*THE TASK*
Set out each line from the following listing that includes the word "document".

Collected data
--- start ---
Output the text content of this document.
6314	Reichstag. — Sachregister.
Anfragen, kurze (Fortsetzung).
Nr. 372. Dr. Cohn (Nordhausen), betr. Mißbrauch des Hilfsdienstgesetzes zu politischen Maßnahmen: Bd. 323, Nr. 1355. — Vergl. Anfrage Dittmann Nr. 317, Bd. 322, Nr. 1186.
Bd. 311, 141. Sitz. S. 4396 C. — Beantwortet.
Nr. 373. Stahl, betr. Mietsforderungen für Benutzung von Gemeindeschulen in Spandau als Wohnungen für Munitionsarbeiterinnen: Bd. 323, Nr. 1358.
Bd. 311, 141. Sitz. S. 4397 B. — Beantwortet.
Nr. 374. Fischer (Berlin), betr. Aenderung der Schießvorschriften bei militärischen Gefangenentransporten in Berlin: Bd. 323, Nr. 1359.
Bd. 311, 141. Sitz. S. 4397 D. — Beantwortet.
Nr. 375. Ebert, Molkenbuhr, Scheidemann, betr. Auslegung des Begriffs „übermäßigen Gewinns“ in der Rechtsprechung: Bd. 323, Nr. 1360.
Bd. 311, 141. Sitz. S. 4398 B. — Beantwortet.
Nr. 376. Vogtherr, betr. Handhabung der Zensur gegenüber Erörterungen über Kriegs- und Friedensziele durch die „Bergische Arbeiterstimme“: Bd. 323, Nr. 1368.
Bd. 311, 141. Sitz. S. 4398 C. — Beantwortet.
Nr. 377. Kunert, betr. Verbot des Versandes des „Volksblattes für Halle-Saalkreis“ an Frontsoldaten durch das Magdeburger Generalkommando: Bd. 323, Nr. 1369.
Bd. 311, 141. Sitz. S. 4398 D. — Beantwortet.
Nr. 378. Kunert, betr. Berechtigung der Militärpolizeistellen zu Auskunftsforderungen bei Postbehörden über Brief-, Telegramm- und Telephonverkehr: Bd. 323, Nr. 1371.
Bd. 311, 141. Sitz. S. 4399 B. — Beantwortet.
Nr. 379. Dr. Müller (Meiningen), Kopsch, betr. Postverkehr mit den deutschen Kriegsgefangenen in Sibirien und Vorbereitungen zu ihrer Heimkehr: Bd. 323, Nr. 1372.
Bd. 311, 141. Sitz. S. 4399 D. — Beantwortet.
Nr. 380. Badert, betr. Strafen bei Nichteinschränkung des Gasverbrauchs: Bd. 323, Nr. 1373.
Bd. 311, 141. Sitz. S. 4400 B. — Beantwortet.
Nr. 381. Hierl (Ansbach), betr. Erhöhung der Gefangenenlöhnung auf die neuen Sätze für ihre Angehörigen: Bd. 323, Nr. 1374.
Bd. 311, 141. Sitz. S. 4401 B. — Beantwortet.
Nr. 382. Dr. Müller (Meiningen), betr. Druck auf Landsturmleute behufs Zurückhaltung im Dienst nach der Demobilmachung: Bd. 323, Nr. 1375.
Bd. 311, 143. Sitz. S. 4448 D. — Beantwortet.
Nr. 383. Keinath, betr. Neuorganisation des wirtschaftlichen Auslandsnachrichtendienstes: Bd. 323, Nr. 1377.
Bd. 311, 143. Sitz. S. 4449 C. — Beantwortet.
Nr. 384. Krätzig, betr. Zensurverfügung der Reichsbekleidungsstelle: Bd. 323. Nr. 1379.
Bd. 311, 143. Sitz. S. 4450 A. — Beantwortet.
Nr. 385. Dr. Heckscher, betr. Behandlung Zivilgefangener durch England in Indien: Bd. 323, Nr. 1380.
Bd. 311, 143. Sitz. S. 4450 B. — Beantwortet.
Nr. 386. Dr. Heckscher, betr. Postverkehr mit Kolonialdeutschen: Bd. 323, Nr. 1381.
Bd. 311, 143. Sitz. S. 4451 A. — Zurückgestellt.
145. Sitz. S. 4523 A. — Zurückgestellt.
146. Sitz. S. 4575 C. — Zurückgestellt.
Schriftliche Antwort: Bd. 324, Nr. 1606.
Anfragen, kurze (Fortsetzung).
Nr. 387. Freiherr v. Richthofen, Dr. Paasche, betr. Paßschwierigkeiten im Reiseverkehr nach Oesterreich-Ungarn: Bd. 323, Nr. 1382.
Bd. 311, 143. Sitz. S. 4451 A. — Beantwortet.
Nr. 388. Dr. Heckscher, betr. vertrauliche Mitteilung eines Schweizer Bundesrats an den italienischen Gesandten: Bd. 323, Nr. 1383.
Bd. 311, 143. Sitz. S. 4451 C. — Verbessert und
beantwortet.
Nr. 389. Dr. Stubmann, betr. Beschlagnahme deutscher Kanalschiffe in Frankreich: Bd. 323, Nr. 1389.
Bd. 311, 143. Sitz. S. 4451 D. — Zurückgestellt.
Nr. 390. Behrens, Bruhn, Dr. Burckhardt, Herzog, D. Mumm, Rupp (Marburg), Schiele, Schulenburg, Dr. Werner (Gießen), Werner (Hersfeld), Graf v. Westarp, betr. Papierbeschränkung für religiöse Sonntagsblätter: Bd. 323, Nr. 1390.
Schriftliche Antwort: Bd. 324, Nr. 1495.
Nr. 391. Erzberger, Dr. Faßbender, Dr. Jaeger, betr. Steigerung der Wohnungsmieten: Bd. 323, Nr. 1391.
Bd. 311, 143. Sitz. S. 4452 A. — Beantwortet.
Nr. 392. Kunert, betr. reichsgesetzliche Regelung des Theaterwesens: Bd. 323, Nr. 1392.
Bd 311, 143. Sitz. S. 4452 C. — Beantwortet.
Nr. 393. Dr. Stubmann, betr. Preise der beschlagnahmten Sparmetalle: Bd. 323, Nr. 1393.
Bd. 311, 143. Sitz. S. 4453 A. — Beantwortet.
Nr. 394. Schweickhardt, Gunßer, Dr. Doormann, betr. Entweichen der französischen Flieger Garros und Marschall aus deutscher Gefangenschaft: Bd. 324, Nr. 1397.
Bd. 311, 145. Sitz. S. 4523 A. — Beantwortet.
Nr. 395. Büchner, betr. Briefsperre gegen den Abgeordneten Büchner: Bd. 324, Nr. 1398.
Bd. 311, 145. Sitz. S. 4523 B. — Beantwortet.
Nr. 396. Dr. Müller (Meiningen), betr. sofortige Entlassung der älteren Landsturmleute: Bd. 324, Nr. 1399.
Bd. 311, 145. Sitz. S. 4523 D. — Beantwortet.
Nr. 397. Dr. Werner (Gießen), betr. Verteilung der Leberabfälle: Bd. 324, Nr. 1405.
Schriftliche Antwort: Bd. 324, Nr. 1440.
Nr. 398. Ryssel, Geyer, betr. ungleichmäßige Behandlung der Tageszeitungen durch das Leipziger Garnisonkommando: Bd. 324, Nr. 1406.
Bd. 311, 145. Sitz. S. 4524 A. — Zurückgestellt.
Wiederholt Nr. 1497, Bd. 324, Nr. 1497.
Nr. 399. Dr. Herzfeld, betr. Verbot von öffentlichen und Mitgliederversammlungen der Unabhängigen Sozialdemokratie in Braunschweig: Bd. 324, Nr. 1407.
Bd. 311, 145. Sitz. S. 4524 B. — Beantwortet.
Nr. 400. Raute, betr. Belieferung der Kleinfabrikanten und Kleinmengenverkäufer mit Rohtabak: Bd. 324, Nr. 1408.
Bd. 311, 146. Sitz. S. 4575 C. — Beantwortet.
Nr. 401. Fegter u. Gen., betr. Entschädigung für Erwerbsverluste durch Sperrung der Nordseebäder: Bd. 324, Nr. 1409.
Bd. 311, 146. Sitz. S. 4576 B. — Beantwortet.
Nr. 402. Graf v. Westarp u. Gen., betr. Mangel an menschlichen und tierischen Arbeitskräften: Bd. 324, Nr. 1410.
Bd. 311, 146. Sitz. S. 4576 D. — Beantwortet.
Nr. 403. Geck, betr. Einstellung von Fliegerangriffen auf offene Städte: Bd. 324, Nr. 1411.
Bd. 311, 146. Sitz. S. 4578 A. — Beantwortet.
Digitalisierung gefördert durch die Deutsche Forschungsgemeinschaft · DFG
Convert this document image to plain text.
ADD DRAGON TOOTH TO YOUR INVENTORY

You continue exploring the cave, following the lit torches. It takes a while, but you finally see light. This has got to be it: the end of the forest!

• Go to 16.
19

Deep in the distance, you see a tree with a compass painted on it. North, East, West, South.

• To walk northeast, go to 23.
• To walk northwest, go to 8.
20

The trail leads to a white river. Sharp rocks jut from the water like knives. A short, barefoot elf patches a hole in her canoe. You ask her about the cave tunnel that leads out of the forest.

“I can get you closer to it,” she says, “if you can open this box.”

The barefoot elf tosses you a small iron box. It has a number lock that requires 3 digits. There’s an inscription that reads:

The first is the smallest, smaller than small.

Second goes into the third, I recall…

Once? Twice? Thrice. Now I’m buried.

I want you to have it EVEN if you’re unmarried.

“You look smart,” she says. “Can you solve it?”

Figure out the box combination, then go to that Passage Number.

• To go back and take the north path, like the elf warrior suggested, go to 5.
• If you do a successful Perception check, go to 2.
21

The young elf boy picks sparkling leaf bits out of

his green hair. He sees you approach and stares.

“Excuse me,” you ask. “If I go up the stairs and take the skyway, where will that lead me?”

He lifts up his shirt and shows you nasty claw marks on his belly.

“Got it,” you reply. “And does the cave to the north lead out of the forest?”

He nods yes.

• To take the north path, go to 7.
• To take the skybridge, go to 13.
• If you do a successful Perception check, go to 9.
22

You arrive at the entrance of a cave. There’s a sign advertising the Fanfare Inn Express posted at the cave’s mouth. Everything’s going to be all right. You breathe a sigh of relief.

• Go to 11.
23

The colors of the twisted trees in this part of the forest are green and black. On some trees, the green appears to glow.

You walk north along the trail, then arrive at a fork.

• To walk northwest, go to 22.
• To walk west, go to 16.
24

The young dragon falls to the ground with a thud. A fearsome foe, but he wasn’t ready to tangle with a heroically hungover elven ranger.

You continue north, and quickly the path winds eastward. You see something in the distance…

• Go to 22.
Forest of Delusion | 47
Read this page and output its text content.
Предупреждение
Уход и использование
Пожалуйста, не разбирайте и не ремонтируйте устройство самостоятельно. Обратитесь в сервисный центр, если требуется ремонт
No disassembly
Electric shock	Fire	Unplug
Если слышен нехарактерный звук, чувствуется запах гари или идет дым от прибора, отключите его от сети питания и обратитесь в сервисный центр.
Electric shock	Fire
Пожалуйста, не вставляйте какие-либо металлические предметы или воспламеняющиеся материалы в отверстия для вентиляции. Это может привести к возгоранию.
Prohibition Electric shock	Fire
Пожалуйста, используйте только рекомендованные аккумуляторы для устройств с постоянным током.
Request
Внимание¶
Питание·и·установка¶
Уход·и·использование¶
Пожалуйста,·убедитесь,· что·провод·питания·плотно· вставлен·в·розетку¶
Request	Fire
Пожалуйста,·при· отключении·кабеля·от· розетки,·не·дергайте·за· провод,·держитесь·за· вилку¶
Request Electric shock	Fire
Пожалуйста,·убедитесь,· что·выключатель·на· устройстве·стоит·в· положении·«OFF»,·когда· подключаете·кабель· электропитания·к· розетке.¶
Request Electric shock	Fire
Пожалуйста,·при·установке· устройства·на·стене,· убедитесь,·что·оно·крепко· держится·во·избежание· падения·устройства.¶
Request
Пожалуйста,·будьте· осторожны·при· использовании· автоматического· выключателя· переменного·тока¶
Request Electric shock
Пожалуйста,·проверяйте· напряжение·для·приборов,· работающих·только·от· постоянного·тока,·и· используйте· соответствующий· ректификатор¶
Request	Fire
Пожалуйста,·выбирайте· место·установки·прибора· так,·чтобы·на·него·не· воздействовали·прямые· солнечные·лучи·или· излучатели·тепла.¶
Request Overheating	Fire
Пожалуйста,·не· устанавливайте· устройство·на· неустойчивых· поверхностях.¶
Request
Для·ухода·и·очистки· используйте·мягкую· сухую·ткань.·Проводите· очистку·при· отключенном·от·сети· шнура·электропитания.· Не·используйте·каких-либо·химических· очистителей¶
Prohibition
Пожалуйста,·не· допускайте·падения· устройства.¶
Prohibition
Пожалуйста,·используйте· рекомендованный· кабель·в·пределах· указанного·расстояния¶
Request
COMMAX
--- end ---
*FINISHED ANSWER*
Output the text content of this document.
Convert this document image to plain text.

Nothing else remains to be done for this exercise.